• _PROBLEM_
Filter the data for lines with the word "设备科安全员", then copy every line so identified.

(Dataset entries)
====================

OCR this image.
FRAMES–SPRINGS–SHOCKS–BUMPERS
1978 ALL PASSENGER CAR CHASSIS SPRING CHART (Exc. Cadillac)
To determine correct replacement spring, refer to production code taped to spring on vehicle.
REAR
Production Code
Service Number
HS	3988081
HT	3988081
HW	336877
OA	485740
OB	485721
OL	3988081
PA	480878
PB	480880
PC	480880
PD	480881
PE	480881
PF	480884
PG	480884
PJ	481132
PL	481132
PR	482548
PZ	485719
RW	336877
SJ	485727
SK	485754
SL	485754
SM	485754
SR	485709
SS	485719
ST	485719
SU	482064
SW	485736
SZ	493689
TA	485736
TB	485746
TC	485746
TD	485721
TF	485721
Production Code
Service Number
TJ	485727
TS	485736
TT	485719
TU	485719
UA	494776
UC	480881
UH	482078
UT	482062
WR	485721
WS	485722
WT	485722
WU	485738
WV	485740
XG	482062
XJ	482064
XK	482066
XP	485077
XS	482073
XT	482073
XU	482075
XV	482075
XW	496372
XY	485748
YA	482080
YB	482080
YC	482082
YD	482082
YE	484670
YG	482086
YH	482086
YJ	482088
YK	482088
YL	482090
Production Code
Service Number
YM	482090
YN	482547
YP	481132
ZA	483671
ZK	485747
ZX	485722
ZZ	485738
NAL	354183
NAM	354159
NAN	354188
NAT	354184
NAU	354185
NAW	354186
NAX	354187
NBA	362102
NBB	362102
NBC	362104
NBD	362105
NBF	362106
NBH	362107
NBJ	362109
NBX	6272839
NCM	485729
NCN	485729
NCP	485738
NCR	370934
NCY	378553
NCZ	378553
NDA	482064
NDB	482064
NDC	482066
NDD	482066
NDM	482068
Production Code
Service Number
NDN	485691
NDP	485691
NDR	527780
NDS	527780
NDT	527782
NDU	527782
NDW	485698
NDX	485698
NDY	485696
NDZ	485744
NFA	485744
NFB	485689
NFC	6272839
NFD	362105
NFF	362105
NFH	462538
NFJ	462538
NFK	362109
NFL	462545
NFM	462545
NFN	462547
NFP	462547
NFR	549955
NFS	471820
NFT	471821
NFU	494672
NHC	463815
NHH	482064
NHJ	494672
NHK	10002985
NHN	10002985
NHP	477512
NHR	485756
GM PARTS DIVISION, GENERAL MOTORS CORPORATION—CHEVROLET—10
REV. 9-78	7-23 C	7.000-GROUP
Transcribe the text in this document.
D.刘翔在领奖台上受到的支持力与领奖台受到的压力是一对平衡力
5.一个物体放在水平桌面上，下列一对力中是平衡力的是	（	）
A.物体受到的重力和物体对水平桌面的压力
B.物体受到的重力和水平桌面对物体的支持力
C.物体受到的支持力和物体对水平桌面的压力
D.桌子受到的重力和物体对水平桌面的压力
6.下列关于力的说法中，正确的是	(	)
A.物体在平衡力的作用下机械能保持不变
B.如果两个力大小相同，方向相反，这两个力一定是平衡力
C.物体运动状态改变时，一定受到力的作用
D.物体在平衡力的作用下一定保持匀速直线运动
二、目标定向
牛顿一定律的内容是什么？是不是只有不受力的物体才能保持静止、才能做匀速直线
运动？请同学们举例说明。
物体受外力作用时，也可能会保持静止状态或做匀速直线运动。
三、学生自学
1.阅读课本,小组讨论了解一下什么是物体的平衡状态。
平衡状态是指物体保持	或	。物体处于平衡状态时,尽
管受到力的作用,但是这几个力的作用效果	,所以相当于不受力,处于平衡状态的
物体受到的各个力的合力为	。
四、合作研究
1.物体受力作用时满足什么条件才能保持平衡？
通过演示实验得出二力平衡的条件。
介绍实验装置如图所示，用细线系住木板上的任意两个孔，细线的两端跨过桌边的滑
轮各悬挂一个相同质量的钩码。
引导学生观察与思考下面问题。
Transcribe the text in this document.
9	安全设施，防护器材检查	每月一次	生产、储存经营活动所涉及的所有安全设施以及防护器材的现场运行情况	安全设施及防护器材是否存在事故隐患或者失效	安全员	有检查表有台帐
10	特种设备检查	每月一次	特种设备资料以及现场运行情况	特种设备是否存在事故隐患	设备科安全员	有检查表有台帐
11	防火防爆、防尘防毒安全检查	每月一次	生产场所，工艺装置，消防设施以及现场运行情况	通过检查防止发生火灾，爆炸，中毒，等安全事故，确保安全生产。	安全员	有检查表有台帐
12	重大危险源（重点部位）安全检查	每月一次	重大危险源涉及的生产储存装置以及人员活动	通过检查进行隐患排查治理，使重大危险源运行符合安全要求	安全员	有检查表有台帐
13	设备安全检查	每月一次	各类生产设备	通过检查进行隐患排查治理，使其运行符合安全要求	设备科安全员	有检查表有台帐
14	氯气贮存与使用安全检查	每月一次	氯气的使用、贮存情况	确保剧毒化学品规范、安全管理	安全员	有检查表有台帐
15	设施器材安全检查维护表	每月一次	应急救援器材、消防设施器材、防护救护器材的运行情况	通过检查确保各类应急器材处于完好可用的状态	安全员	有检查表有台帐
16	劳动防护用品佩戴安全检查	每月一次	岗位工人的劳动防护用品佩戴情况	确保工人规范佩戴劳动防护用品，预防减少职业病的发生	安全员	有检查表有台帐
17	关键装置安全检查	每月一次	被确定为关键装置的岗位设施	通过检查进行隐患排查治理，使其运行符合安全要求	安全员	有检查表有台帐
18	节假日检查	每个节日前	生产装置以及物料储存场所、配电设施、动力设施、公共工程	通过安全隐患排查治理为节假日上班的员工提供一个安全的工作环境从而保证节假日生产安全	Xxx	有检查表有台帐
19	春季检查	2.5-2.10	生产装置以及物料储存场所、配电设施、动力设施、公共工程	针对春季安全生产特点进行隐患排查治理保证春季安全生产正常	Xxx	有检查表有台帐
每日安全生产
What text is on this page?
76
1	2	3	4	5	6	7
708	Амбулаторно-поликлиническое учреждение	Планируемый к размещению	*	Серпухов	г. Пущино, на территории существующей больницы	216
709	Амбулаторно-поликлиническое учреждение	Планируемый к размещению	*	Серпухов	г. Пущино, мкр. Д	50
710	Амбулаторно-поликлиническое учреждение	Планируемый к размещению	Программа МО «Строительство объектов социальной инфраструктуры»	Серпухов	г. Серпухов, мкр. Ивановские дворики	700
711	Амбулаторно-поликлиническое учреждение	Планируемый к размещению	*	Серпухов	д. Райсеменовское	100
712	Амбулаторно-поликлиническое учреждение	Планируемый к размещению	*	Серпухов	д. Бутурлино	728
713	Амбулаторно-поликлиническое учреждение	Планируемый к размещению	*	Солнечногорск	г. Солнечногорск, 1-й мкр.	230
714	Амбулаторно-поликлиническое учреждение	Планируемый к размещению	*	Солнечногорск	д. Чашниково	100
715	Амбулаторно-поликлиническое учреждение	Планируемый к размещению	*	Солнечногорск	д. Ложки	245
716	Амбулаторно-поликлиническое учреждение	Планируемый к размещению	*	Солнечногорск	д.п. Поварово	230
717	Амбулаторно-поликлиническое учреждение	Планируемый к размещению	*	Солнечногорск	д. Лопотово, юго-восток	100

====================

• _OUTPUT OF THE TASK_
10	特种设备检查	每月一次	特种设备资料以及现场运行情况	特种设备是否存在事故隐患	设备科安全员	有检查表有台帐
13	设备安全检查	每月一次	各类生产设备	通过检查进行隐患排查治理，使其运行符合安全要求	设备科安全员	有检查表有台帐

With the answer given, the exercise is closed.